OBJECTIVE: Quote every line below exactly as it reads.

· · · ·

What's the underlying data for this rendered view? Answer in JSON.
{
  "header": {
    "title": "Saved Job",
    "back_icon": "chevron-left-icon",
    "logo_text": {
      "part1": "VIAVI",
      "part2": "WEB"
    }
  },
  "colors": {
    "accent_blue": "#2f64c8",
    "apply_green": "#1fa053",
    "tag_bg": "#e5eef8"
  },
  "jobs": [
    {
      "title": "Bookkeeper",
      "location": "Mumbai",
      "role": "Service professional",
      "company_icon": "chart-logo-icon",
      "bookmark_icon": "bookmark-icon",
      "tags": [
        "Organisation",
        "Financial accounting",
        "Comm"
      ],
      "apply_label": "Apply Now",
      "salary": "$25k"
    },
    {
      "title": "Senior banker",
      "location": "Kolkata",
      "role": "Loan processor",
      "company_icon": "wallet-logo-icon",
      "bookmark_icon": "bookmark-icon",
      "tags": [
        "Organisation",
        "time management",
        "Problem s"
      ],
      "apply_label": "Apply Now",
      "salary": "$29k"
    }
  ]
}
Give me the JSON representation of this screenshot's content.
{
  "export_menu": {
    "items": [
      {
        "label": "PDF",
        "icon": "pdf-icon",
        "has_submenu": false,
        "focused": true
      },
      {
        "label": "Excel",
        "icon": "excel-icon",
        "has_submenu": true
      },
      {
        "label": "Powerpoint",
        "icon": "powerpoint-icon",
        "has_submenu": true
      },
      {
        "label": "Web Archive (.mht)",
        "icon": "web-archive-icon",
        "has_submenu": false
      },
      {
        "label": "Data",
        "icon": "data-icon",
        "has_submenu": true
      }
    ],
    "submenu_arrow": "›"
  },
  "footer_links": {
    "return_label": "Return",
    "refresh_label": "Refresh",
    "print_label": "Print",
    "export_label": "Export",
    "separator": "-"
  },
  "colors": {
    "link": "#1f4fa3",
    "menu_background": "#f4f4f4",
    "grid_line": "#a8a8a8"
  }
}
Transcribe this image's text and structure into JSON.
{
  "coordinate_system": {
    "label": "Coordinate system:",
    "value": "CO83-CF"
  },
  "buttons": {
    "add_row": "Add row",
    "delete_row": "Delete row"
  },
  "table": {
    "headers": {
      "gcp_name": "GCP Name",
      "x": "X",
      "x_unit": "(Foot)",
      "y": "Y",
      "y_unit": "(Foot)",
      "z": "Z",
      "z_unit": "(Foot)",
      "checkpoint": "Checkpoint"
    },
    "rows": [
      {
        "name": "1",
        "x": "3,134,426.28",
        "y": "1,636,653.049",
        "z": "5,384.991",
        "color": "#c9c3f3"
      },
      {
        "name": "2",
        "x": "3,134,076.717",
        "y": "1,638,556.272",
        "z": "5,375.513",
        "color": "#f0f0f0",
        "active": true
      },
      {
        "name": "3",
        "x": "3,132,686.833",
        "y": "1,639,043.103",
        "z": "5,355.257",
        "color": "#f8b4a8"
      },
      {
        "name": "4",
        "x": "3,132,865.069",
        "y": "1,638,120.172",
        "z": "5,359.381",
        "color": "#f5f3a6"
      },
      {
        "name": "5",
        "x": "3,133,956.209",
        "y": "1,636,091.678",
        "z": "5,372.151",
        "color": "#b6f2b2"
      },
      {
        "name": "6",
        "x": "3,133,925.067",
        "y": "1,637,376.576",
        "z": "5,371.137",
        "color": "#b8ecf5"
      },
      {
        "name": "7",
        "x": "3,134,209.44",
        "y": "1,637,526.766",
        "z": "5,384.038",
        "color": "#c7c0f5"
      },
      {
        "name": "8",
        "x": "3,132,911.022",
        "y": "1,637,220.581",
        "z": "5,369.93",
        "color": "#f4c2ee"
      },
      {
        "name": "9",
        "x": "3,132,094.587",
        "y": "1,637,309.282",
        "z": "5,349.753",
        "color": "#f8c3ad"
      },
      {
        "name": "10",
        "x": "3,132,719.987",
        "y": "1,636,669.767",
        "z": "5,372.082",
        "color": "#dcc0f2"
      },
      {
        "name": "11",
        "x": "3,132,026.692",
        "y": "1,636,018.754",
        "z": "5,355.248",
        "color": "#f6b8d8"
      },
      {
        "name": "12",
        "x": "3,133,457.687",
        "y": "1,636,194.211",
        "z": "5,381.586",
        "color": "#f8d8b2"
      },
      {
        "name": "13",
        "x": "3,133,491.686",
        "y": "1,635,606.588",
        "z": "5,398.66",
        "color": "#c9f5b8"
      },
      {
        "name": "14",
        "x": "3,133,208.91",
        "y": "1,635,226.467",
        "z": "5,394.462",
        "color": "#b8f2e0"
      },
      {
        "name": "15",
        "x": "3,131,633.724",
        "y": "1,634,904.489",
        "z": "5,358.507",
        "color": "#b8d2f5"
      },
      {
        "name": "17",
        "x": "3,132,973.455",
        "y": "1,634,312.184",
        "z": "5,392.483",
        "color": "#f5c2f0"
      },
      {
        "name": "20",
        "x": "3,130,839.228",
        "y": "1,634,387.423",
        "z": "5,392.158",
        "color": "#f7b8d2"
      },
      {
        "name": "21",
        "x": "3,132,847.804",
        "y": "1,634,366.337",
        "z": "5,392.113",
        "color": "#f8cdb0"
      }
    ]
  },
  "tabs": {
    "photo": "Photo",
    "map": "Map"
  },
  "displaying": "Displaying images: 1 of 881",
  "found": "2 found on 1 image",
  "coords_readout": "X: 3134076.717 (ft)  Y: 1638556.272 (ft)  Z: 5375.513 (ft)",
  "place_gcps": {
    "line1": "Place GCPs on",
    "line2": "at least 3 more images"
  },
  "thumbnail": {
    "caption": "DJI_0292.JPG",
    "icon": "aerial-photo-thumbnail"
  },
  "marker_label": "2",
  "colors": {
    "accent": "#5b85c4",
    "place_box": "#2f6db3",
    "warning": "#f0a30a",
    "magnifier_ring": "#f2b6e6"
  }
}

· · · ·

OUTPUT BELOW:
What's the underlying data for this rendered view? Answer in JSON.
{
  "header": {
    "title": "Saved Job",
    "back_icon": "chevron-left-icon",
    "logo_text": {
      "part1": "VIAVI",
      "part2": "WEB"
    }
  },
  "colors": {
    "accent_blue": "#2f64c8",
    "apply_green": "#1fa053",
    "tag_bg": "#e5eef8"
  },
  "jobs": [
    {
      "title": "Bookkeeper",
      "location": "Mumbai",
      "role": "Service professional",
      "company_icon": "chart-logo-icon",
      "bookmark_icon": "bookmark-icon",
      "tags": [
        "Organisation",
        "Financial accounting",
        "Comm"
      ],
      "apply_label": "Apply Now",
      "salary": "$25k"
    },
    {
      "title": "Senior banker",
      "location": "Kolkata",
      "role": "Loan processor",
      "company_icon": "wallet-logo-icon",
      "bookmark_icon": "bookmark-icon",
      "tags": [
        "Organisation",
        "time management",
        "Problem s"
      ],
      "apply_label": "Apply Now",
      "salary": "$29k"
    }
  ]
}
Give me the JSON representation of this screenshot's content.
{
  "export_menu": {
    "items": [
      {
        "label": "PDF",
        "icon": "pdf-icon",
        "has_submenu": false,
        "focused": true
      },
      {
        "label": "Excel",
        "icon": "excel-icon",
        "has_submenu": true
      },
      {
        "label": "Powerpoint",
        "icon": "powerpoint-icon",
        "has_submenu": true
      },
      {
        "label": "Web Archive (.mht)",
        "icon": "web-archive-icon",
        "has_submenu": false
      },
      {
        "label": "Data",
        "icon": "data-icon",
        "has_submenu": true
      }
    ],
    "submenu_arrow": "›"
  },
  "footer_links": {
    "return_label": "Return",
    "refresh_label": "Refresh",
    "print_label": "Print",
    "export_label": "Export",
    "separator": "-"
  },
  "colors": {
    "link": "#1f4fa3",
    "menu_background": "#f4f4f4",
    "grid_line": "#a8a8a8"
  }
}
Transcribe this image's text and structure into JSON.
{
  "coordinate_system": {
    "label": "Coordinate system:",
    "value": "CO83-CF"
  },
  "buttons": {
    "add_row": "Add row",
    "delete_row": "Delete row"
  },
  "table": {
    "headers": {
      "gcp_name": "GCP Name",
      "x": "X",
      "x_unit": "(Foot)",
      "y": "Y",
      "y_unit": "(Foot)",
      "z": "Z",
      "z_unit": "(Foot)",
      "checkpoint": "Checkpoint"
    },
    "rows": [
      {
        "name": "1",
        "x": "3,134,426.28",
        "y": "1,636,653.049",
        "z": "5,384.991",
        "color": "#c9c3f3"
      },
      {
        "name": "2",
        "x": "3,134,076.717",
        "y": "1,638,556.272",
        "z": "5,375.513",
        "color": "#f0f0f0",
        "active": true
      },
      {
        "name": "3",
        "x": "3,132,686.833",
        "y": "1,639,043.103",
        "z": "5,355.257",
        "color": "#f8b4a8"
      },
      {
        "name": "4",
        "x": "3,132,865.069",
        "y": "1,638,120.172",
        "z": "5,359.381",
        "color": "#f5f3a6"
      },
      {
        "name": "5",
        "x": "3,133,956.209",
        "y": "1,636,091.678",
        "z": "5,372.151",
        "color": "#b6f2b2"
      },
      {
        "name": "6",
        "x": "3,133,925.067",
        "y": "1,637,376.576",
        "z": "5,371.137",
        "color": "#b8ecf5"
      },
      {
        "name": "7",
        "x": "3,134,209.44",
        "y": "1,637,526.766",
        "z": "5,384.038",
        "color": "#c7c0f5"
      },
      {
        "name": "8",
        "x": "3,132,911.022",
        "y": "1,637,220.581",
        "z": "5,369.93",
        "color": "#f4c2ee"
      },
      {
        "name": "9",
        "x": "3,132,094.587",
        "y": "1,637,309.282",
        "z": "5,349.753",
        "color": "#f8c3ad"
      },
      {
        "name": "10",
        "x": "3,132,719.987",
        "y": "1,636,669.767",
        "z": "5,372.082",
        "color": "#dcc0f2"
      },
      {
        "name": "11",
        "x": "3,132,026.692",
        "y": "1,636,018.754",
        "z": "5,355.248",
        "color": "#f6b8d8"
      },
      {
        "name": "12",
        "x": "3,133,457.687",
        "y": "1,636,194.211",
        "z": "5,381.586",
        "color": "#f8d8b2"
      },
      {
        "name": "13",
        "x": "3,133,491.686",
        "y": "1,635,606.588",
        "z": "5,398.66",
        "color": "#c9f5b8"
      },
      {
        "name": "14",
        "x": "3,133,208.91",
        "y": "1,635,226.467",
        "z": "5,394.462",
        "color": "#b8f2e0"
      },
      {
        "name": "15",
        "x": "3,131,633.724",
        "y": "1,634,904.489",
        "z": "5,358.507",
        "color": "#b8d2f5"
      },
      {
        "name": "17",
        "x": "3,132,973.455",
        "y": "1,634,312.184",
        "z": "5,392.483",
        "color": "#f5c2f0"
      },
      {
        "name": "20",
        "x": "3,130,839.228",
        "y": "1,634,387.423",
        "z": "5,392.158",
        "color": "#f7b8d2"
      },
      {
        "name": "21",
        "x": "3,132,847.804",
        "y": "1,634,366.337",
        "z": "5,392.113",
        "color": "#f8cdb0"
      }
    ]
  },
  "tabs": {
    "photo": "Photo",
    "map": "Map"
  },
  "displaying": "Displaying images: 1 of 881",
  "found": "2 found on 1 image",
  "coords_readout": "X: 3134076.717 (ft)  Y: 1638556.272 (ft)  Z: 5375.513 (ft)",
  "place_gcps": {
    "line1": "Place GCPs on",
    "line2": "at least 3 more images"
  },
  "thumbnail": {
    "caption": "DJI_0292.JPG",
    "icon": "aerial-photo-thumbnail"
  },
  "marker_label": "2",
  "colors": {
    "accent": "#5b85c4",
    "place_box": "#2f6db3",
    "warning": "#f0a30a",
    "magnifier_ring": "#f2b6e6"
  }
}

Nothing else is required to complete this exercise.